STATED PROBLEM
Transcribe all records exactly.
* Start *
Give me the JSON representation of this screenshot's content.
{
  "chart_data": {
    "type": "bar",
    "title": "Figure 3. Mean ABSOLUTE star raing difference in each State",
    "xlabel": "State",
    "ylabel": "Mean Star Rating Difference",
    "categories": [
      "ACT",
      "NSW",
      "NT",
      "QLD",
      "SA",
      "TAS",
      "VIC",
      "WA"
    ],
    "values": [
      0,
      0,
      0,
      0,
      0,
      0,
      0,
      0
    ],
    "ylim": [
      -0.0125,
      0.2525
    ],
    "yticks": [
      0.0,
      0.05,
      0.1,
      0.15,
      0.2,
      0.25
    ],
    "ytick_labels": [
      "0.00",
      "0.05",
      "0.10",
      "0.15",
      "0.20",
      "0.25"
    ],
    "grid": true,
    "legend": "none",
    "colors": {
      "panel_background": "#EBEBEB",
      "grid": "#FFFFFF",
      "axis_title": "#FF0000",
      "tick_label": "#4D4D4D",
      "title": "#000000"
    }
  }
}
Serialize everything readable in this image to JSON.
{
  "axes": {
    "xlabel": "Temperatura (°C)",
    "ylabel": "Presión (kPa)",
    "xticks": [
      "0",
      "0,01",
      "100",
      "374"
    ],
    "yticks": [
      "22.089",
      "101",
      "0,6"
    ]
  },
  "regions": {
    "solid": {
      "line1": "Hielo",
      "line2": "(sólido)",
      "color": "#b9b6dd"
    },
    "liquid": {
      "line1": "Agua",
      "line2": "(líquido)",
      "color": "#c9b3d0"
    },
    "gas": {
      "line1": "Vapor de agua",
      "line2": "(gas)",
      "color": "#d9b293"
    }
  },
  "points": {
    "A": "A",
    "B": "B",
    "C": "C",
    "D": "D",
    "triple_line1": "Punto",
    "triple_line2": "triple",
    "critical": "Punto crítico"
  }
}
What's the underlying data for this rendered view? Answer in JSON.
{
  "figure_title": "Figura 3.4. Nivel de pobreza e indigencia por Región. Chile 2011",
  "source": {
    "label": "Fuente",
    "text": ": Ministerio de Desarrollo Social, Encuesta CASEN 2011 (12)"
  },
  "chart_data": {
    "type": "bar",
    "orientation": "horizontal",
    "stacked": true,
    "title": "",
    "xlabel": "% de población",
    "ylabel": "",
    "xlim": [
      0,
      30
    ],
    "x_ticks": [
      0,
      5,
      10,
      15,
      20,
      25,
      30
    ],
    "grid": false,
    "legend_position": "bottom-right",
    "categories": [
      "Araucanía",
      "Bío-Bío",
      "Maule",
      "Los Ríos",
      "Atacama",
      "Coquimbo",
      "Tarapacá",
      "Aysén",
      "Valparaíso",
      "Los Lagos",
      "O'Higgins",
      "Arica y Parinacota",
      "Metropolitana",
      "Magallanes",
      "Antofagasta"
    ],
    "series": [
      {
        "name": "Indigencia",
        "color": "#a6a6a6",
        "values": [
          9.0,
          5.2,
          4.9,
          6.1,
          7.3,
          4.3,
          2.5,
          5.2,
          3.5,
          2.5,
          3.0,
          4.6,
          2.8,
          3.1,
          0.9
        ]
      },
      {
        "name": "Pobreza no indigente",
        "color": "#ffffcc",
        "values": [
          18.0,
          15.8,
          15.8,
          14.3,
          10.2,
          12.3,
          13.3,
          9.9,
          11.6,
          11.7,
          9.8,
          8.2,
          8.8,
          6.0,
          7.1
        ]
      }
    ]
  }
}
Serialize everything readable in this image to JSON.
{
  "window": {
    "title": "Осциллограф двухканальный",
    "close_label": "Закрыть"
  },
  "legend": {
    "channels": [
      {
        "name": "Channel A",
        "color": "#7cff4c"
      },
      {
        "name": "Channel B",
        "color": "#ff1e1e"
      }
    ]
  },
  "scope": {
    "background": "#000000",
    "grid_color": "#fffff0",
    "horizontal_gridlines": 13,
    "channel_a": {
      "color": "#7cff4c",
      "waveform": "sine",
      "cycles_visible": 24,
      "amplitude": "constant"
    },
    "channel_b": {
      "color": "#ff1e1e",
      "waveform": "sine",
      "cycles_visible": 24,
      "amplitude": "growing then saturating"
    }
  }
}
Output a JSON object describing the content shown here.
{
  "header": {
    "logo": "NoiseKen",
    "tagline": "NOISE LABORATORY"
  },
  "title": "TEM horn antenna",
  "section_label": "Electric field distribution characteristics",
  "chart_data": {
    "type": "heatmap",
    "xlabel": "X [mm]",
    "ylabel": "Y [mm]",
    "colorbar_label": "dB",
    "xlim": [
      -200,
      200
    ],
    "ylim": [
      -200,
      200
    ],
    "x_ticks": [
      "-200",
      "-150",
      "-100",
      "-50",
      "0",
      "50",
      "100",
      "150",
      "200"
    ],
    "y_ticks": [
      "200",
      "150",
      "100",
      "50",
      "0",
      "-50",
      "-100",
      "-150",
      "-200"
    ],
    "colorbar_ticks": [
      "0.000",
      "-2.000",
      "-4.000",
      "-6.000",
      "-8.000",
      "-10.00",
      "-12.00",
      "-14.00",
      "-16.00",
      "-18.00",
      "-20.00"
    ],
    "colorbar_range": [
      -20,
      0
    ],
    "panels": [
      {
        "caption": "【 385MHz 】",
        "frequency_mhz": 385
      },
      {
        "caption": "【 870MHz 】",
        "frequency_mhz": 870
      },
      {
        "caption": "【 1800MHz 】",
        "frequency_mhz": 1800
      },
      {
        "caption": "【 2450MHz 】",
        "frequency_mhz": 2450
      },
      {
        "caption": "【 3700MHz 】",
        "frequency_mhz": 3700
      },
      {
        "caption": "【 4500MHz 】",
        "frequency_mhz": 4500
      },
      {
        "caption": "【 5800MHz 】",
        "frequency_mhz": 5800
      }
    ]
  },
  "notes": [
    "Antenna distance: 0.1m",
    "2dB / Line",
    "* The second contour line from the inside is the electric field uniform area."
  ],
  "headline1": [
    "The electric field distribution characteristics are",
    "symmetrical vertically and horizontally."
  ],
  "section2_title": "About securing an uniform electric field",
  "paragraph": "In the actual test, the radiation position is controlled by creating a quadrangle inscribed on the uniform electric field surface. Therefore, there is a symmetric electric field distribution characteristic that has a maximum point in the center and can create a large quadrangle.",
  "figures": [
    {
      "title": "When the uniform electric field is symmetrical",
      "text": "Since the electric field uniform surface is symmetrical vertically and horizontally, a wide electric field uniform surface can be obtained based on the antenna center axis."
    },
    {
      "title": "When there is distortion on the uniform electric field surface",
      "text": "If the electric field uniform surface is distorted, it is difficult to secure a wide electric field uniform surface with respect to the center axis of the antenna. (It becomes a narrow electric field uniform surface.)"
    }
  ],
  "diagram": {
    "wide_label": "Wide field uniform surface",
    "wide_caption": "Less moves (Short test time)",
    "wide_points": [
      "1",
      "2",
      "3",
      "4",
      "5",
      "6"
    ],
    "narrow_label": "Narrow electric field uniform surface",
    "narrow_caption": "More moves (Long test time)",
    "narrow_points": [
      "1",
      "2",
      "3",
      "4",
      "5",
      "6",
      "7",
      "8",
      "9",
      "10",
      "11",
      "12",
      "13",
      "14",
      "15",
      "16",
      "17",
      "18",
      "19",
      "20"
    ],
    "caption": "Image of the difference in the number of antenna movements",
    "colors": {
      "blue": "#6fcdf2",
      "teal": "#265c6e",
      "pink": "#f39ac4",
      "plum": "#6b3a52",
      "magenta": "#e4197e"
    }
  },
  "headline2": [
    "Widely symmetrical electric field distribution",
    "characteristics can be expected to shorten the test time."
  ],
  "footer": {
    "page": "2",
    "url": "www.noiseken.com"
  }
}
* End *
SOLVED EXERCISE
Give me the JSON representation of this screenshot's content.
{
  "chart_data": {
    "type": "bar",
    "title": "Figure 3. Mean ABSOLUTE star raing difference in each State",
    "xlabel": "State",
    "ylabel": "Mean Star Rating Difference",
    "categories": [
      "ACT",
      "NSW",
      "NT",
      "QLD",
      "SA",
      "TAS",
      "VIC",
      "WA"
    ],
    "values": [
      0,
      0,
      0,
      0,
      0,
      0,
      0,
      0
    ],
    "ylim": [
      -0.0125,
      0.2525
    ],
    "yticks": [
      0.0,
      0.05,
      0.1,
      0.15,
      0.2,
      0.25
    ],
    "ytick_labels": [
      "0.00",
      "0.05",
      "0.10",
      "0.15",
      "0.20",
      "0.25"
    ],
    "grid": true,
    "legend": "none",
    "colors": {
      "panel_background": "#EBEBEB",
      "grid": "#FFFFFF",
      "axis_title": "#FF0000",
      "tick_label": "#4D4D4D",
      "title": "#000000"
    }
  }
}
Serialize everything readable in this image to JSON.
{
  "axes": {
    "xlabel": "Temperatura (°C)",
    "ylabel": "Presión (kPa)",
    "xticks": [
      "0",
      "0,01",
      "100",
      "374"
    ],
    "yticks": [
      "22.089",
      "101",
      "0,6"
    ]
  },
  "regions": {
    "solid": {
      "line1": "Hielo",
      "line2": "(sólido)",
      "color": "#b9b6dd"
    },
    "liquid": {
      "line1": "Agua",
      "line2": "(líquido)",
      "color": "#c9b3d0"
    },
    "gas": {
      "line1": "Vapor de agua",
      "line2": "(gas)",
      "color": "#d9b293"
    }
  },
  "points": {
    "A": "A",
    "B": "B",
    "C": "C",
    "D": "D",
    "triple_line1": "Punto",
    "triple_line2": "triple",
    "critical": "Punto crítico"
  }
}
What's the underlying data for this rendered view? Answer in JSON.
{
  "figure_title": "Figura 3.4. Nivel de pobreza e indigencia por Región. Chile 2011",
  "source": {
    "label": "Fuente",
    "text": ": Ministerio de Desarrollo Social, Encuesta CASEN 2011 (12)"
  },
  "chart_data": {
    "type": "bar",
    "orientation": "horizontal",
    "stacked": true,
    "title": "",
    "xlabel": "% de población",
    "ylabel": "",
    "xlim": [
      0,
      30
    ],
    "x_ticks": [
      0,
      5,
      10,
      15,
      20,
      25,
      30
    ],
    "grid": false,
    "legend_position": "bottom-right",
    "categories": [
      "Araucanía",
      "Bío-Bío",
      "Maule",
      "Los Ríos",
      "Atacama",
      "Coquimbo",
      "Tarapacá",
      "Aysén",
      "Valparaíso",
      "Los Lagos",
      "O'Higgins",
      "Arica y Parinacota",
      "Metropolitana",
      "Magallanes",
      "Antofagasta"
    ],
    "series": [
      {
        "name": "Indigencia",
        "color": "#a6a6a6",
        "values": [
          9.0,
          5.2,
          4.9,
          6.1,
          7.3,
          4.3,
          2.5,
          5.2,
          3.5,
          2.5,
          3.0,
          4.6,
          2.8,
          3.1,
          0.9
        ]
      },
      {
        "name": "Pobreza no indigente",
        "color": "#ffffcc",
        "values": [
          18.0,
          15.8,
          15.8,
          14.3,
          10.2,
          12.3,
          13.3,
          9.9,
          11.6,
          11.7,
          9.8,
          8.2,
          8.8,
          6.0,
          7.1
        ]
      }
    ]
  }
}
Serialize everything readable in this image to JSON.
{
  "window": {
    "title": "Осциллограф двухканальный",
    "close_label": "Закрыть"
  },
  "legend": {
    "channels": [
      {
        "name": "Channel A",
        "color": "#7cff4c"
      },
      {
        "name": "Channel B",
        "color": "#ff1e1e"
      }
    ]
  },
  "scope": {
    "background": "#000000",
    "grid_color": "#fffff0",
    "horizontal_gridlines": 13,
    "channel_a": {
      "color": "#7cff4c",
      "waveform": "sine",
      "cycles_visible": 24,
      "amplitude": "constant"
    },
    "channel_b": {
      "color": "#ff1e1e",
      "waveform": "sine",
      "cycles_visible": 24,
      "amplitude": "growing then saturating"
    }
  }
}
Output a JSON object describing the content shown here.
{
  "header": {
    "logo": "NoiseKen",
    "tagline": "NOISE LABORATORY"
  },
  "title": "TEM horn antenna",
  "section_label": "Electric field distribution characteristics",
  "chart_data": {
    "type": "heatmap",
    "xlabel": "X [mm]",
    "ylabel": "Y [mm]",
    "colorbar_label": "dB",
    "xlim": [
      -200,
      200
    ],
    "ylim": [
      -200,
      200
    ],
    "x_ticks": [
      "-200",
      "-150",
      "-100",
      "-50",
      "0",
      "50",
      "100",
      "150",
      "200"
    ],
    "y_ticks": [
      "200",
      "150",
      "100",
      "50",
      "0",
      "-50",
      "-100",
      "-150",
      "-200"
    ],
    "colorbar_ticks": [
      "0.000",
      "-2.000",
      "-4.000",
      "-6.000",
      "-8.000",
      "-10.00",
      "-12.00",
      "-14.00",
      "-16.00",
      "-18.00",
      "-20.00"
    ],
    "colorbar_range": [
      -20,
      0
    ],
    "panels": [
      {
        "caption": "【 385MHz 】",
        "frequency_mhz": 385
      },
      {
        "caption": "【 870MHz 】",
        "frequency_mhz": 870
      },
      {
        "caption": "【 1800MHz 】",
        "frequency_mhz": 1800
      },
      {
        "caption": "【 2450MHz 】",
        "frequency_mhz": 2450
      },
      {
        "caption": "【 3700MHz 】",
        "frequency_mhz": 3700
      },
      {
        "caption": "【 4500MHz 】",
        "frequency_mhz": 4500
      },
      {
        "caption": "【 5800MHz 】",
        "frequency_mhz": 5800
      }
    ]
  },
  "notes": [
    "Antenna distance: 0.1m",
    "2dB / Line",
    "* The second contour line from the inside is the electric field uniform area."
  ],
  "headline1": [
    "The electric field distribution characteristics are",
    "symmetrical vertically and horizontally."
  ],
  "section2_title": "About securing an uniform electric field",
  "paragraph": "In the actual test, the radiation position is controlled by creating a quadrangle inscribed on the uniform electric field surface. Therefore, there is a symmetric electric field distribution characteristic that has a maximum point in the center and can create a large quadrangle.",
  "figures": [
    {
      "title": "When the uniform electric field is symmetrical",
      "text": "Since the electric field uniform surface is symmetrical vertically and horizontally, a wide electric field uniform surface can be obtained based on the antenna center axis."
    },
    {
      "title": "When there is distortion on the uniform electric field surface",
      "text": "If the electric field uniform surface is distorted, it is difficult to secure a wide electric field uniform surface with respect to the center axis of the antenna. (It becomes a narrow electric field uniform surface.)"
    }
  ],
  "diagram": {
    "wide_label": "Wide field uniform surface",
    "wide_caption": "Less moves (Short test time)",
    "wide_points": [
      "1",
      "2",
      "3",
      "4",
      "5",
      "6"
    ],
    "narrow_label": "Narrow electric field uniform surface",
    "narrow_caption": "More moves (Long test time)",
    "narrow_points": [
      "1",
      "2",
      "3",
      "4",
      "5",
      "6",
      "7",
      "8",
      "9",
      "10",
      "11",
      "12",
      "13",
      "14",
      "15",
      "16",
      "17",
      "18",
      "19",
      "20"
    ],
    "caption": "Image of the difference in the number of antenna movements",
    "colors": {
      "blue": "#6fcdf2",
      "teal": "#265c6e",
      "pink": "#f39ac4",
      "plum": "#6b3a52",
      "magenta": "#e4197e"
    }
  },
  "headline2": [
    "Widely symmetrical electric field distribution",
    "characteristics can be expected to shorten the test time."
  ],
  "footer": {
    "page": "2",
    "url": "www.noiseken.com"
  }
}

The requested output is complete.